#### ENTRIES SHOWN ####

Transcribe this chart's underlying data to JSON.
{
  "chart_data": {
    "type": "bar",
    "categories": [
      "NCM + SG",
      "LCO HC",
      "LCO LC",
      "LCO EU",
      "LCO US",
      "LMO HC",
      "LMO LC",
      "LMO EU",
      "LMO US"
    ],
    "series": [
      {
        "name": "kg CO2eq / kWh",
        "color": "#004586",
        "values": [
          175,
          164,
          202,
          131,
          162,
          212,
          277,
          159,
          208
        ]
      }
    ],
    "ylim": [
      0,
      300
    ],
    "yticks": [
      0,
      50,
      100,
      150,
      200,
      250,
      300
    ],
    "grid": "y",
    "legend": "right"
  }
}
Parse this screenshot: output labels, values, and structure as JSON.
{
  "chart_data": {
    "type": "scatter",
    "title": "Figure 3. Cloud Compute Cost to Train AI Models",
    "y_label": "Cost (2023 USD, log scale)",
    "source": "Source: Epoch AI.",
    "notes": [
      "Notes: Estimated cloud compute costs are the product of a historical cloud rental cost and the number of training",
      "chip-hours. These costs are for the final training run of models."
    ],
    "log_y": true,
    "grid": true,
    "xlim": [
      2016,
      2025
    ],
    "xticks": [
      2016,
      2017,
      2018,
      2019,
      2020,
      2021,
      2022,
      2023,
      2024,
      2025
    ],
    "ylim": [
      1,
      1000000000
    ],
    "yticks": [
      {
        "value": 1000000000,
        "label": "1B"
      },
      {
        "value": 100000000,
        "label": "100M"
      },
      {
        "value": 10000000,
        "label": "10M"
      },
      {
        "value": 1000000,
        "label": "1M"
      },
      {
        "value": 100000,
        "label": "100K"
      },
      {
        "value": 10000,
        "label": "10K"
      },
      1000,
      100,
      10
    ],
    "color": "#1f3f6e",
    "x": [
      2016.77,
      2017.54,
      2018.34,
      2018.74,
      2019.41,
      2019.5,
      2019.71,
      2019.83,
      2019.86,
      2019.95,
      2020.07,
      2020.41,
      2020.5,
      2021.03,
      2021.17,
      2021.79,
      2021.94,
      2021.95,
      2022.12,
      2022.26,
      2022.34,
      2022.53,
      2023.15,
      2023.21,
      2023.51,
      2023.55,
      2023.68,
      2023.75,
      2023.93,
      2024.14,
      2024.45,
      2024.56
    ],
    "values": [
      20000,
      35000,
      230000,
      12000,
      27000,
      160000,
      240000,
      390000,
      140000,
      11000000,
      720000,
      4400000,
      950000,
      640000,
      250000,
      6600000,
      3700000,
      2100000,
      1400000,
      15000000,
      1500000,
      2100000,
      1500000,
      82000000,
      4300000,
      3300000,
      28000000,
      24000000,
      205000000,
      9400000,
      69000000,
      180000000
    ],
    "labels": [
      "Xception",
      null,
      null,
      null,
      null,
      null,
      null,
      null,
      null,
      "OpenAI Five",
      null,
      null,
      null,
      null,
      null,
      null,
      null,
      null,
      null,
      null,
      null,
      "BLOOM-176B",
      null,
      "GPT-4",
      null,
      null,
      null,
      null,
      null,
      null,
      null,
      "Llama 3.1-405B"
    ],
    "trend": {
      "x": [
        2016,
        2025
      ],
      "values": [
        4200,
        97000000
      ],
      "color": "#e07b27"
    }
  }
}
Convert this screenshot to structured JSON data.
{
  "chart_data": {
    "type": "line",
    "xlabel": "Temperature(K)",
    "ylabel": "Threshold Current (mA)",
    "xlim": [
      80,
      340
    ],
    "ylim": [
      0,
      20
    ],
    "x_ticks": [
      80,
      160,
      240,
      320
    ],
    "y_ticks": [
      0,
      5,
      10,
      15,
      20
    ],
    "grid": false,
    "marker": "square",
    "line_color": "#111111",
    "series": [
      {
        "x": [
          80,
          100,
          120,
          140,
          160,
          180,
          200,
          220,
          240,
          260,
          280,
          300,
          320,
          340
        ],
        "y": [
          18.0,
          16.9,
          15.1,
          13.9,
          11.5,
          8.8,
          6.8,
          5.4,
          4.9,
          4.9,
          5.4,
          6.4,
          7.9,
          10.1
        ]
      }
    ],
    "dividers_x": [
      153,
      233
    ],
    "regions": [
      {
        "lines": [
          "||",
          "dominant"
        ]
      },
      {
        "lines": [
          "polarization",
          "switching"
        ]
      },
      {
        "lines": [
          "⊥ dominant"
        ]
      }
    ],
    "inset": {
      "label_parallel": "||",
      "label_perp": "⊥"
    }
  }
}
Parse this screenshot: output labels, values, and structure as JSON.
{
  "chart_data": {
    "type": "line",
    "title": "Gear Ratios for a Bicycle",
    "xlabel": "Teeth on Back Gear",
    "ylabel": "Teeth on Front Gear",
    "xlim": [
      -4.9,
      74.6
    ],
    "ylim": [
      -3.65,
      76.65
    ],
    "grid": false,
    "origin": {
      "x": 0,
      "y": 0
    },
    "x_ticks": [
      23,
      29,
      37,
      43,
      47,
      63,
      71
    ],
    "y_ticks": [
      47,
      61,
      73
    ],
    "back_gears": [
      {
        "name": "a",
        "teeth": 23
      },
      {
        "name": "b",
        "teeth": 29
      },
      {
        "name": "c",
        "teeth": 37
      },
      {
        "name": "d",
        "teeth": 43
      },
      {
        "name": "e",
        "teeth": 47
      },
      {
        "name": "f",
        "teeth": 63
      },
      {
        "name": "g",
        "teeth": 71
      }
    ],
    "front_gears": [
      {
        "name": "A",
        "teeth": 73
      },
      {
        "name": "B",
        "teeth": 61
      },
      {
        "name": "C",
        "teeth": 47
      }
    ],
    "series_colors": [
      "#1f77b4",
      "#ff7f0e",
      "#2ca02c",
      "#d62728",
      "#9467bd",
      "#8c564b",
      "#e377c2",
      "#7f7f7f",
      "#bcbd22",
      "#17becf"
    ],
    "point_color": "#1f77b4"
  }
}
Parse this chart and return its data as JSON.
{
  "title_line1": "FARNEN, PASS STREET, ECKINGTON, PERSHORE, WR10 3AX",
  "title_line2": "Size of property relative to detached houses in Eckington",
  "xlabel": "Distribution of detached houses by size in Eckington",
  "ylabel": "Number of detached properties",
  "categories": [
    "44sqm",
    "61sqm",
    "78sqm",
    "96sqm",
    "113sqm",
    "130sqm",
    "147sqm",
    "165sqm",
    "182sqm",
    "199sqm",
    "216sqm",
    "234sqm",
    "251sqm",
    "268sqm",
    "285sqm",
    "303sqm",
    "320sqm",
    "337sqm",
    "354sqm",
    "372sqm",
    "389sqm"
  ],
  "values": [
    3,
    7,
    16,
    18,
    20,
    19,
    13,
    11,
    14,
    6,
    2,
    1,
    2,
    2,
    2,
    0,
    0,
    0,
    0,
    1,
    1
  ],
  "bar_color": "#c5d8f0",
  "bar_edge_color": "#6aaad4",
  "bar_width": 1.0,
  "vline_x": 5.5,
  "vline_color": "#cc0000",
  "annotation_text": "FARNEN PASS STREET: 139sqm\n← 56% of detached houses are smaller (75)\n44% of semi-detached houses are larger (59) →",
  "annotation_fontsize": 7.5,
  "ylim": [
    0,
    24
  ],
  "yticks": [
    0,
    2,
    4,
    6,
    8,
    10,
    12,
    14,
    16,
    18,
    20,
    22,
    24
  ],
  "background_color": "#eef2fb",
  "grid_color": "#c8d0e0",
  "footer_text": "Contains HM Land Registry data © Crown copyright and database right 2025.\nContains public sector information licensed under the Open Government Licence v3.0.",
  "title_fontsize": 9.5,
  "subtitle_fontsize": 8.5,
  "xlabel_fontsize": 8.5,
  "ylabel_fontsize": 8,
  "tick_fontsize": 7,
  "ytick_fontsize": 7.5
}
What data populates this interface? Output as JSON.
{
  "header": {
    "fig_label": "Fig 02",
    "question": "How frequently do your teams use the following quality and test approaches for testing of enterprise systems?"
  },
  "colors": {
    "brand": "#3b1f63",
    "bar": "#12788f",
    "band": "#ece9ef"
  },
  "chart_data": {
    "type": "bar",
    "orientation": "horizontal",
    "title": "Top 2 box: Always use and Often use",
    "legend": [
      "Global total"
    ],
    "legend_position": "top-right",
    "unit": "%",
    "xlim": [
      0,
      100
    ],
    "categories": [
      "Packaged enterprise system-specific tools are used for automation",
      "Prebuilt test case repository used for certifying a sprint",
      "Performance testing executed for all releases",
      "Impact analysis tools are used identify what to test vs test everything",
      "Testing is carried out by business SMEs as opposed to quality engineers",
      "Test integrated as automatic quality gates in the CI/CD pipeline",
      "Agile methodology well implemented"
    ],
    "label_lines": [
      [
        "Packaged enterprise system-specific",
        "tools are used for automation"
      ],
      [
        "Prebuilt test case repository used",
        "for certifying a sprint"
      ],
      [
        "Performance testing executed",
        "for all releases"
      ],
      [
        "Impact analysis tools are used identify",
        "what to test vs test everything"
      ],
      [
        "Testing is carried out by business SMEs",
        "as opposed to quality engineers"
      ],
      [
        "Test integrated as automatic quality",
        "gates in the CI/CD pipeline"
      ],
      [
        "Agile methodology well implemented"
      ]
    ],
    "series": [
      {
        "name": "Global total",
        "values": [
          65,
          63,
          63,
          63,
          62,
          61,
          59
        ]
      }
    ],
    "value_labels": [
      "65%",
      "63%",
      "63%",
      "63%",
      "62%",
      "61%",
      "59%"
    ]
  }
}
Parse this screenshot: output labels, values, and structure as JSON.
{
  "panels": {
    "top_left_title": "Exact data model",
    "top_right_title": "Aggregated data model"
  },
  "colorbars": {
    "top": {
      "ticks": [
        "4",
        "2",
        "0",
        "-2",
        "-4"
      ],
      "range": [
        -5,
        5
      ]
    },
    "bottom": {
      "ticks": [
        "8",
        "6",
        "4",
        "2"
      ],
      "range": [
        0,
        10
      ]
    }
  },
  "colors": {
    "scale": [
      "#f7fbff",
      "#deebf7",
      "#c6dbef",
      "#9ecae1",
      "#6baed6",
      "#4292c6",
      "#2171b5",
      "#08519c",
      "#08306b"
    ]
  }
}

####

Copy each line of the records containing the string "SMEs".

      "Testing is carried out by business SMEs as opposed to quality engineers",
        "Testing is carried out by business SMEs",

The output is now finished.